◆ GOAL OF THE EXERCISE ◆
Each entry must appear again exactly as it does in the source.

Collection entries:
********

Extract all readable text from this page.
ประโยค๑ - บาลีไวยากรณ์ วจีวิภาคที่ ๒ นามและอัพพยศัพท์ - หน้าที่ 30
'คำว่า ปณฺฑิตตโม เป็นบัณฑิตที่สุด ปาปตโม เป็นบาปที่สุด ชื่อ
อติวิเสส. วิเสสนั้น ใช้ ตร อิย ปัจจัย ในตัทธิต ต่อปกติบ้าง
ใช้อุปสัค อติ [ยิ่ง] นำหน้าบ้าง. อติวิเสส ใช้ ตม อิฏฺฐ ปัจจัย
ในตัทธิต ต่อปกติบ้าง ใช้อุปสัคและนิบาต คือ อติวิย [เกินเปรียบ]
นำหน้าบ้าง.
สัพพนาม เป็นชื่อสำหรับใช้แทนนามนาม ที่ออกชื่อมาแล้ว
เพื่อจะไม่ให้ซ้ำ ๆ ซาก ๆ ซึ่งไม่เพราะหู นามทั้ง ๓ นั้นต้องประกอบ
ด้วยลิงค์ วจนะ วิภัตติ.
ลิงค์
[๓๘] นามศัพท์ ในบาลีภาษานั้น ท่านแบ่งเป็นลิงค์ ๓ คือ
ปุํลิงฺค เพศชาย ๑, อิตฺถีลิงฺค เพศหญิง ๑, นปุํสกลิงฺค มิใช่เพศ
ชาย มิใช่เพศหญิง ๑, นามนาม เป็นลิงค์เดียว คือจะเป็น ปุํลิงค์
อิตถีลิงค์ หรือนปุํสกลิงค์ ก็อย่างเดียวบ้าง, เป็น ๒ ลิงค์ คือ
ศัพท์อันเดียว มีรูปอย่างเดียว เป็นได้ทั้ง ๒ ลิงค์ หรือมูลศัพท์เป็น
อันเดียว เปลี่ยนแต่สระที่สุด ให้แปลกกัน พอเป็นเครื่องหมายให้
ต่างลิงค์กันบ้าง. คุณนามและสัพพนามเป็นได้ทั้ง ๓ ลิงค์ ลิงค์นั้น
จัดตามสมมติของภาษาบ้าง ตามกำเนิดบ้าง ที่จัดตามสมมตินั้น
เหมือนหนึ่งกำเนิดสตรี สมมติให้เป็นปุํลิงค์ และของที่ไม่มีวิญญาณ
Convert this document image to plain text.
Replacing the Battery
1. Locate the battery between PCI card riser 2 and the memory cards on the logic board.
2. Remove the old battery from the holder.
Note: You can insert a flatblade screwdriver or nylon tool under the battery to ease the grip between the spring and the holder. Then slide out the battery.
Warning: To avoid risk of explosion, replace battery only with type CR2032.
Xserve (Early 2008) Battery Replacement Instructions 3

********

◆ REPLY ◆
Extract all readable text from this page.
ประโยค๑ - บาลีไวยากรณ์ วจีวิภาคที่ ๒ นามและอัพพยศัพท์ - หน้าที่ 30
'คำว่า ปณฺฑิตตโม เป็นบัณฑิตที่สุด ปาปตโม เป็นบาปที่สุด ชื่อ
อติวิเสส. วิเสสนั้น ใช้ ตร อิย ปัจจัย ในตัทธิต ต่อปกติบ้าง
ใช้อุปสัค อติ [ยิ่ง] นำหน้าบ้าง. อติวิเสส ใช้ ตม อิฏฺฐ ปัจจัย
ในตัทธิต ต่อปกติบ้าง ใช้อุปสัคและนิบาต คือ อติวิย [เกินเปรียบ]
นำหน้าบ้าง.
สัพพนาม เป็นชื่อสำหรับใช้แทนนามนาม ที่ออกชื่อมาแล้ว
เพื่อจะไม่ให้ซ้ำ ๆ ซาก ๆ ซึ่งไม่เพราะหู นามทั้ง ๓ นั้นต้องประกอบ
ด้วยลิงค์ วจนะ วิภัตติ.
ลิงค์
[๓๘] นามศัพท์ ในบาลีภาษานั้น ท่านแบ่งเป็นลิงค์ ๓ คือ
ปุํลิงฺค เพศชาย ๑, อิตฺถีลิงฺค เพศหญิง ๑, นปุํสกลิงฺค มิใช่เพศ
ชาย มิใช่เพศหญิง ๑, นามนาม เป็นลิงค์เดียว คือจะเป็น ปุํลิงค์
อิตถีลิงค์ หรือนปุํสกลิงค์ ก็อย่างเดียวบ้าง, เป็น ๒ ลิงค์ คือ
ศัพท์อันเดียว มีรูปอย่างเดียว เป็นได้ทั้ง ๒ ลิงค์ หรือมูลศัพท์เป็น
อันเดียว เปลี่ยนแต่สระที่สุด ให้แปลกกัน พอเป็นเครื่องหมายให้
ต่างลิงค์กันบ้าง. คุณนามและสัพพนามเป็นได้ทั้ง ๓ ลิงค์ ลิงค์นั้น
จัดตามสมมติของภาษาบ้าง ตามกำเนิดบ้าง ที่จัดตามสมมตินั้น
เหมือนหนึ่งกำเนิดสตรี สมมติให้เป็นปุํลิงค์ และของที่ไม่มีวิญญาณ
Convert this document image to plain text.
Replacing the Battery
1. Locate the battery between PCI card riser 2 and the memory cards on the logic board.
2. Remove the old battery from the holder.
Note: You can insert a flatblade screwdriver or nylon tool under the battery to ease the grip between the spring and the holder. Then slide out the battery.
Warning: To avoid risk of explosion, replace battery only with type CR2032.
Xserve (Early 2008) Battery Replacement Instructions 3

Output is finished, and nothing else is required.